(SET TASK):
Set down the lines below verbatim, starting with the first line and stopping after the line that contains "folder-icon xyxy=(161,205,177,220)".

Start of INFORMATION PROVIDED

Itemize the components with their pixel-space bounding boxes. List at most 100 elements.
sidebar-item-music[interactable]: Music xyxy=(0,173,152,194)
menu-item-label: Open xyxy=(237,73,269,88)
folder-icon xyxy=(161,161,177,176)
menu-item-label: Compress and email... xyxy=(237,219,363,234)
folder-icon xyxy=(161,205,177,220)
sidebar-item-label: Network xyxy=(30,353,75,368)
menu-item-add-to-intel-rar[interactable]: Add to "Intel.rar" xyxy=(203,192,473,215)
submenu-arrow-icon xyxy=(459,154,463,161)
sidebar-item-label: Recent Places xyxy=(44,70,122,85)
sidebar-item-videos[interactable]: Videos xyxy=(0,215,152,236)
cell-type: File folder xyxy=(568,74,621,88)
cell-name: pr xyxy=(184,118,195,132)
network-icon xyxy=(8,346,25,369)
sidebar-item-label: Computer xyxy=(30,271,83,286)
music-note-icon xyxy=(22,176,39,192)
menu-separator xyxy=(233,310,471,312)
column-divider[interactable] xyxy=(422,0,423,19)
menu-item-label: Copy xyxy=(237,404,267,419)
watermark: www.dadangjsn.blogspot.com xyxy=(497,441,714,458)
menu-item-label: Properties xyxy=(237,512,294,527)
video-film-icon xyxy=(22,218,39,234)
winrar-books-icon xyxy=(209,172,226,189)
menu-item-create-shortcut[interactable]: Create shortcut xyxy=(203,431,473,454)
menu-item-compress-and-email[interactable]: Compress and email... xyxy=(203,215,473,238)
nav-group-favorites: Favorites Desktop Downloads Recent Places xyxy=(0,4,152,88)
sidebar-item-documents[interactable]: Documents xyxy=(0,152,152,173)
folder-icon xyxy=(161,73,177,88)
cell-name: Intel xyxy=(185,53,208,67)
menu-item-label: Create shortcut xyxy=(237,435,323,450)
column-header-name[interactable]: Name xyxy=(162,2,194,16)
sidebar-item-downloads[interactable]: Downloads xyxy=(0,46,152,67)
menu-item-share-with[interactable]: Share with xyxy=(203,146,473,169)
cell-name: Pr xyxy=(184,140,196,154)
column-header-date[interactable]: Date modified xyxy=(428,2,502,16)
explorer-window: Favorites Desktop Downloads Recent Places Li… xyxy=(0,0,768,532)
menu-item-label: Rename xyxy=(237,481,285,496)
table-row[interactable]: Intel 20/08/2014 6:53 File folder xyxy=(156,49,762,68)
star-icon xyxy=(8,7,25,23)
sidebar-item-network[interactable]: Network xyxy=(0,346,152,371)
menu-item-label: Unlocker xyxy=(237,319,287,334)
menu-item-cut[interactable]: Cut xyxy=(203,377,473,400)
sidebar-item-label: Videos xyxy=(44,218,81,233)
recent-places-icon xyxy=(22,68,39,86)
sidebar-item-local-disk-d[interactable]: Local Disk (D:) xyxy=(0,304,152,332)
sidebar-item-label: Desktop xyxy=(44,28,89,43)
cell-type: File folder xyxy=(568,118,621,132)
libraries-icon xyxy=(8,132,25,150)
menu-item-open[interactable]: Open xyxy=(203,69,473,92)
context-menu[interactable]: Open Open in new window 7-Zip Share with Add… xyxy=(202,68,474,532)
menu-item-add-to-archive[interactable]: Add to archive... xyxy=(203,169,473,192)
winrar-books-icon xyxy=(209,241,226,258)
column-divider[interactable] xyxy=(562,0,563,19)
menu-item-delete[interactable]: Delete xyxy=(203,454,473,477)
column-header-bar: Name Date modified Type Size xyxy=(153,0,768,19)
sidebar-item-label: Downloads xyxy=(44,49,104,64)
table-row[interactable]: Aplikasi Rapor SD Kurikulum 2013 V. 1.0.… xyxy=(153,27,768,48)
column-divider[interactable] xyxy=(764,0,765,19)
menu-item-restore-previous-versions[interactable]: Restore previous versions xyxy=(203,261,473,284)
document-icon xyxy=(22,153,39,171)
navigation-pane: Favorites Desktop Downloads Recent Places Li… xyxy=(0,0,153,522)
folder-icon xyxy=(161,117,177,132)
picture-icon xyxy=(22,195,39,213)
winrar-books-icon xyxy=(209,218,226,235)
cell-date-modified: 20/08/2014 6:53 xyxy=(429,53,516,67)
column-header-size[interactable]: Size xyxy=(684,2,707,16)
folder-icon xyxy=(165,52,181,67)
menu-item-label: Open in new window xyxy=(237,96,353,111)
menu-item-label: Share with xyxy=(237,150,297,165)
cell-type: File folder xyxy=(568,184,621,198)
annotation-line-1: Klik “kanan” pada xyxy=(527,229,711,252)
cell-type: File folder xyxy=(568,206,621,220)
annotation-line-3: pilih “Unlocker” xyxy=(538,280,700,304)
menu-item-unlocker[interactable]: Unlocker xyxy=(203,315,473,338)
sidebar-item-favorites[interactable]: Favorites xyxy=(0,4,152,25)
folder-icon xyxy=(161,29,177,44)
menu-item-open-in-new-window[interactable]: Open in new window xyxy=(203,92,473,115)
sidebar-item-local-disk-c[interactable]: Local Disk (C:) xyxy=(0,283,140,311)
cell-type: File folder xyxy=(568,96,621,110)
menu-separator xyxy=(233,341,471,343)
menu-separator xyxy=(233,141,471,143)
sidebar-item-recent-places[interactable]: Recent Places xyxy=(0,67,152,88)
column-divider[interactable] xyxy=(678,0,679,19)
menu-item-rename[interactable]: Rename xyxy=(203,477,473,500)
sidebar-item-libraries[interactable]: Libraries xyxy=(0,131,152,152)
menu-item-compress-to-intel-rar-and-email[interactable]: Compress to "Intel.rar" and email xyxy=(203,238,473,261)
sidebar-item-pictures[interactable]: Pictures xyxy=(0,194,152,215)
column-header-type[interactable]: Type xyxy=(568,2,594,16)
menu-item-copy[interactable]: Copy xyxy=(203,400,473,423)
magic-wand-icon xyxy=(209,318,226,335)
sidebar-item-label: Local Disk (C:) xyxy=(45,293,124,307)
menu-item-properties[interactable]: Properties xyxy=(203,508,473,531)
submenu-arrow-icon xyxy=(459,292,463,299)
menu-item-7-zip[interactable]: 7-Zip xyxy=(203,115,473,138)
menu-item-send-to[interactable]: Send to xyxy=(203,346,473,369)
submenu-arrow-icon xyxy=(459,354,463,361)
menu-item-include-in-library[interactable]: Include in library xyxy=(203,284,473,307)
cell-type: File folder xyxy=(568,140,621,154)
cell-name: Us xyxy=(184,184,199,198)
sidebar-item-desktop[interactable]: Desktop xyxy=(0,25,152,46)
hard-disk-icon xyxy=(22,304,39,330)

End of INFORMATION PROVIDED

(TASK RESPONSE):
Itemize the components with their pixel-space bounding boxes. List at most 100 elements.
sidebar-item-music[interactable]: Music xyxy=(0,173,152,194)
menu-item-label: Open xyxy=(237,73,269,88)
folder-icon xyxy=(161,161,177,176)
menu-item-label: Compress and email... xyxy=(237,219,363,234)
folder-icon xyxy=(161,205,177,220)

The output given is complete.